■ **EXERCISE DESCRIPTION**:
Each entry that follows is to be retyped exactly. Pictures do not belong in the copy.

+++ INFORMATION PROVIDED +++

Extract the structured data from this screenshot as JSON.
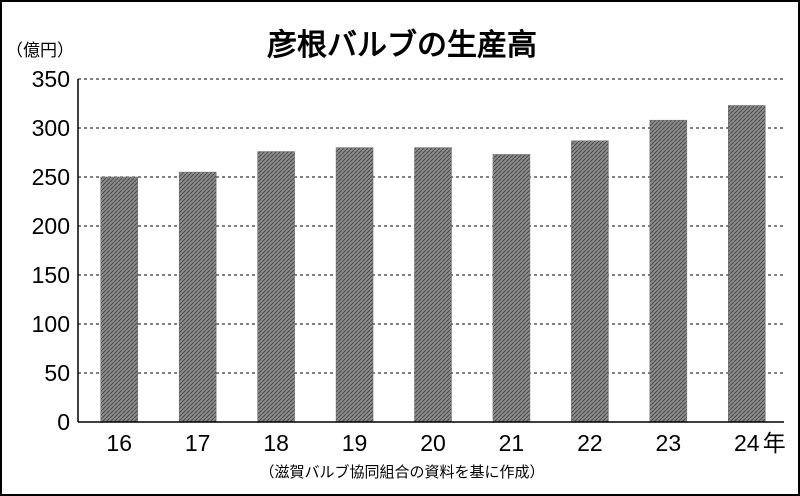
{
  "chart_data": {
    "type": "bar",
    "title": "彦根バルブの生産高",
    "unit_label": "（億円）",
    "categories": [
      "16",
      "17",
      "18",
      "19",
      "20",
      "21",
      "22",
      "23",
      "24"
    ],
    "category_suffix": "年",
    "values": [
      250,
      255,
      276,
      280,
      280,
      273,
      287,
      308,
      323
    ],
    "ylim": [
      0,
      350
    ],
    "yticks": [
      "0",
      "50",
      "100",
      "150",
      "200",
      "250",
      "300",
      "350"
    ],
    "grid": "dashed-horizontal",
    "source_note": "（滋賀バルブ協同組合の資料を基に作成）",
    "bar_fill": "#7a7a7a",
    "grid_color": "#000000"
  }
}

+++

■ **FULL OUTPUT**:
Extract the structured data from this screenshot as JSON.
{
  "chart_data": {
    "type": "bar",
    "title": "彦根バルブの生産高",
    "unit_label": "（億円）",
    "categories": [
      "16",
      "17",
      "18",
      "19",
      "20",
      "21",
      "22",
      "23",
      "24"
    ],
    "category_suffix": "年",
    "values": [
      250,
      255,
      276,
      280,
      280,
      273,
      287,
      308,
      323
    ],
    "ylim": [
      0,
      350
    ],
    "yticks": [
      "0",
      "50",
      "100",
      "150",
      "200",
      "250",
      "300",
      "350"
    ],
    "grid": "dashed-horizontal",
    "source_note": "（滋賀バルブ協同組合の資料を基に作成）",
    "bar_fill": "#7a7a7a",
    "grid_color": "#000000"
  }
}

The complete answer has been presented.